## 提示された抜粋
┏━━

そうして、明治及び現行の皇室典範についての検討の経過も追う中で到達したのが、女子や女系の皇族への皇位継承資格の拡大である。
 (次週・後編へ続く)

※ 首相官邸ホームページ(皇室典範に関する有識者会議)
http://www.kantei.go.jp/jp/singi/kousitu/index.html
※ 執筆者の紹介
http://www.kantei.go.jp/jp/m-magazine/backnumber/2005/yosikawa.html

 何かそのへんの学者の見解丸写し〜って感じ〜。

 つーかね、「特定の立場に基づく議論をすることは差し控えるという態度をとった。特定の立場を背景とした考え方は、他の立場を否定することにもなってしまうからである」なんて言ってるけどね、“憲法”の立場を背景とした考え方は、果たして特定の立場を背景とした考え方ではないと言えるのか?

 前にも紹介したけど、今一度。
 ↓藤原教授の的確なツッコミをどうぞ。

┗━━

## 取り組む課題
皇室典範に関する抜粋では、明治及び現行の皇室典範についての検討の経過も追う中で到達したのは何だと述べられているか。

## 空間注釈の記録
┏━━

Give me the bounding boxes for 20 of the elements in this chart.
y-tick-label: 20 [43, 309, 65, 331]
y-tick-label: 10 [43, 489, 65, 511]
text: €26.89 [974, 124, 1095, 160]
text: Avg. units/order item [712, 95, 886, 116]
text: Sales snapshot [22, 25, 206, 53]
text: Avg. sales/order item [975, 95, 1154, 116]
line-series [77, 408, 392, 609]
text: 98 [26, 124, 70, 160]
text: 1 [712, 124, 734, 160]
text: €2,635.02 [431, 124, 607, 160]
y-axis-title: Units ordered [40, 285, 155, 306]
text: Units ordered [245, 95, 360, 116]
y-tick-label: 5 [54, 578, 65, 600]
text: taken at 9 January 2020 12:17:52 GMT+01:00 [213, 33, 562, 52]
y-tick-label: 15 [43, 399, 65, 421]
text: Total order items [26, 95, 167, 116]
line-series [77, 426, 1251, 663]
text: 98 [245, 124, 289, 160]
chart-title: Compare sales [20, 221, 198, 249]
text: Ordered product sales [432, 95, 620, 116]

┗━━

## 解答
女子や女系の皇族への皇位継承資格の拡大である。